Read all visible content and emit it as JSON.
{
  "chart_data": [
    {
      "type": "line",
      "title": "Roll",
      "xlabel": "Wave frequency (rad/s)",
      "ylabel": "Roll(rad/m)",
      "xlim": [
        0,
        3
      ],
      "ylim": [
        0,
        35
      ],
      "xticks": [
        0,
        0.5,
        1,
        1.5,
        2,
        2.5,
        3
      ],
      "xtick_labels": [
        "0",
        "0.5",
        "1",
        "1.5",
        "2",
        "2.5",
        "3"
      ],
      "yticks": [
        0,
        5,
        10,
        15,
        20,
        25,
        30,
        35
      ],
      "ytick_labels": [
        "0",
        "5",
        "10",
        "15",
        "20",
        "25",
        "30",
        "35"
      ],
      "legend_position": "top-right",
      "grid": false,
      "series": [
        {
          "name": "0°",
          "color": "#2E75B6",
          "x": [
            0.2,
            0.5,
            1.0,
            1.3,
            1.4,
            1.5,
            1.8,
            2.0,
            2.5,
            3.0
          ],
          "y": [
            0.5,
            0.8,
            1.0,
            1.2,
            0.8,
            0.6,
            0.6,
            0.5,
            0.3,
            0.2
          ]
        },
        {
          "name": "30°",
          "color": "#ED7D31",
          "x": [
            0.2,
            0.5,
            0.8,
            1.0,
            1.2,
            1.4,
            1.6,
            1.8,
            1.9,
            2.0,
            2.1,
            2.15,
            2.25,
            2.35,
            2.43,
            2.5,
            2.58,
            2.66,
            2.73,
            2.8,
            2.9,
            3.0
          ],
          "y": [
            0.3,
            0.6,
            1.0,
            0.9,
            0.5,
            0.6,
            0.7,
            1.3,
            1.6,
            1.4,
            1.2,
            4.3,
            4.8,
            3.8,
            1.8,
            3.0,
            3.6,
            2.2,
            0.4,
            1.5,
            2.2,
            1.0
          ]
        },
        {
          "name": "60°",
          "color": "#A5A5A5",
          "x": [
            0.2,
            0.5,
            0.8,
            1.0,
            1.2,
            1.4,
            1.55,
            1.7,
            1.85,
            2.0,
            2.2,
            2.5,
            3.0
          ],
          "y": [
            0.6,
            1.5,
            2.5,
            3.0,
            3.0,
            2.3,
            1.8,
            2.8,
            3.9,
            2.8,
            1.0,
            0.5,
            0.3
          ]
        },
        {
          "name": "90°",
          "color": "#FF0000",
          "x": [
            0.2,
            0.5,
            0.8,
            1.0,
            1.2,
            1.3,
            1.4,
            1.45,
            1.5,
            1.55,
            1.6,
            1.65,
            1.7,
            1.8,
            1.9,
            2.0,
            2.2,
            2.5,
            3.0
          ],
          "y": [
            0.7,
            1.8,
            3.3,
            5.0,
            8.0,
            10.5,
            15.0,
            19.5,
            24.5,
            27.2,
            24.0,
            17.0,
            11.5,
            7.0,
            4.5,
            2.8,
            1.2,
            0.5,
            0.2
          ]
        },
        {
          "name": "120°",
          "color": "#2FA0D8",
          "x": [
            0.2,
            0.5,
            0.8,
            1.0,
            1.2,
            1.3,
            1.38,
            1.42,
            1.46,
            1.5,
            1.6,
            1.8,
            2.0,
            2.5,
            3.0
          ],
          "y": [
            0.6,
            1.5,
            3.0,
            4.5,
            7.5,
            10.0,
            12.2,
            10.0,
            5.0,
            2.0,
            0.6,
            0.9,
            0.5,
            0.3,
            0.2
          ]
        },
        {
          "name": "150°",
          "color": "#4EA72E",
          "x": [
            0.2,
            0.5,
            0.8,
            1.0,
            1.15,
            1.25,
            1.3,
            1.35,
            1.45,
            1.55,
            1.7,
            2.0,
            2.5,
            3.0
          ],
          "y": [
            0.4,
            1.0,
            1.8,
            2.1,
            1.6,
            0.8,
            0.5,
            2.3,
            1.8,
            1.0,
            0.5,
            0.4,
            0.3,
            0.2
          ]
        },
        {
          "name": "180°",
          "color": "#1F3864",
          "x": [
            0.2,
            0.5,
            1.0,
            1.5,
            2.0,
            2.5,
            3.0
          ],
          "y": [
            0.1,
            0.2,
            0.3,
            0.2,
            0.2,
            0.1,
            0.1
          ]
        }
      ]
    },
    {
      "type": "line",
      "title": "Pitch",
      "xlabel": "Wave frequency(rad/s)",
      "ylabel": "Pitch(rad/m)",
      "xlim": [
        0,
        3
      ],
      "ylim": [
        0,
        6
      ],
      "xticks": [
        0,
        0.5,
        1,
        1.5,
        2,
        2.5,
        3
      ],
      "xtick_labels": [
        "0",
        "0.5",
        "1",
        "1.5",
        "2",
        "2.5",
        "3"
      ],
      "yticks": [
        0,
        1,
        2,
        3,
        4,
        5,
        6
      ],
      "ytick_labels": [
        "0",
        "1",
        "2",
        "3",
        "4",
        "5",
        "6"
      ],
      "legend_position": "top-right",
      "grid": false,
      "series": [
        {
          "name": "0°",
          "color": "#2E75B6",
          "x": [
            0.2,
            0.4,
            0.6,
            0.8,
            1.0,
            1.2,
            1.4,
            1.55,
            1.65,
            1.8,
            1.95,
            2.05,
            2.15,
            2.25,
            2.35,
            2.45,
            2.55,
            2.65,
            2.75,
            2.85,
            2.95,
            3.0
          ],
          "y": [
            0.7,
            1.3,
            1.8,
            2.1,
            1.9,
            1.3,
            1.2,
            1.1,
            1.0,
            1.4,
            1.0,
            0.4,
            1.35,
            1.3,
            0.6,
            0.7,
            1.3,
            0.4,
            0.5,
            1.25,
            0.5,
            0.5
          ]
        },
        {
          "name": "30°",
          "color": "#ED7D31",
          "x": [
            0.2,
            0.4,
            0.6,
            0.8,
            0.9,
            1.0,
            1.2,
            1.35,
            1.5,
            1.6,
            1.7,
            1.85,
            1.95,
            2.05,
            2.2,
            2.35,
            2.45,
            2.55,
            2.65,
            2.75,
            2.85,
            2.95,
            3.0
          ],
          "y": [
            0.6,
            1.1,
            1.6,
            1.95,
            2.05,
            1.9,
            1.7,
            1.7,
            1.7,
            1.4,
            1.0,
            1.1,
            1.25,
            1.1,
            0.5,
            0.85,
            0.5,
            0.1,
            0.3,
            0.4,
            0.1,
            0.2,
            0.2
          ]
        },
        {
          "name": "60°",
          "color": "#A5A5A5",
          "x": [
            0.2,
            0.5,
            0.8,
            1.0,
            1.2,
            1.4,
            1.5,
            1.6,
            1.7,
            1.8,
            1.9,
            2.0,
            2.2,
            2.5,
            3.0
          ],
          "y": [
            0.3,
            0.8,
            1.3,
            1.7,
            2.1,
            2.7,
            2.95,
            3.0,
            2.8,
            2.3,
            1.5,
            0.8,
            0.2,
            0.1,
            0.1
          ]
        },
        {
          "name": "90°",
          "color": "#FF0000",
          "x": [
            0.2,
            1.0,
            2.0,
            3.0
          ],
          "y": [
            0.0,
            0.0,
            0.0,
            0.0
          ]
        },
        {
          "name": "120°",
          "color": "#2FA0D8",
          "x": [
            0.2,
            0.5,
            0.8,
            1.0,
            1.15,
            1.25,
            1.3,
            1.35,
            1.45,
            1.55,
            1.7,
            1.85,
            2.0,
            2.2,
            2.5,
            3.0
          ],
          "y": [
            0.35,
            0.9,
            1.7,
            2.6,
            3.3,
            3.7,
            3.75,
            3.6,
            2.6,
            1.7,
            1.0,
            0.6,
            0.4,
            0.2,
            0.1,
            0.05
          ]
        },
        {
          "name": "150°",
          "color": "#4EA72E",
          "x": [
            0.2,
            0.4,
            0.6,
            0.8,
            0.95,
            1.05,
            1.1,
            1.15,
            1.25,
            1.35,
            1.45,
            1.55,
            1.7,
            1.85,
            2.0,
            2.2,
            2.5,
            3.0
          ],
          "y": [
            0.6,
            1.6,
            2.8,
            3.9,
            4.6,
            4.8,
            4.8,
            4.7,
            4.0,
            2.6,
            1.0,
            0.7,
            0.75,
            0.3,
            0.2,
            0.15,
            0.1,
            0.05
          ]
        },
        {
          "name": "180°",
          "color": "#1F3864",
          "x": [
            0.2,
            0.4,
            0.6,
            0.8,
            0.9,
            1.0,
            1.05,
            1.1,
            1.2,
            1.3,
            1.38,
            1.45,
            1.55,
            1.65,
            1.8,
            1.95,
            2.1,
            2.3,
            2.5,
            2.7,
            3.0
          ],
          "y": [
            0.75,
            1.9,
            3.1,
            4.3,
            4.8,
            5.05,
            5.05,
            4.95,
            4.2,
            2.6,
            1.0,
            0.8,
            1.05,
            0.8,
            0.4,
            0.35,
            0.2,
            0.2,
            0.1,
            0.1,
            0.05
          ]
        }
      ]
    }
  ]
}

→ **Short problem**:
Scan the records for the string "Wave". Copy each line in which it appears.

→ **Finished answer**:
      "xlabel": "Wave frequency (rad/s)",
      "xlabel": "Wave frequency(rad/s)",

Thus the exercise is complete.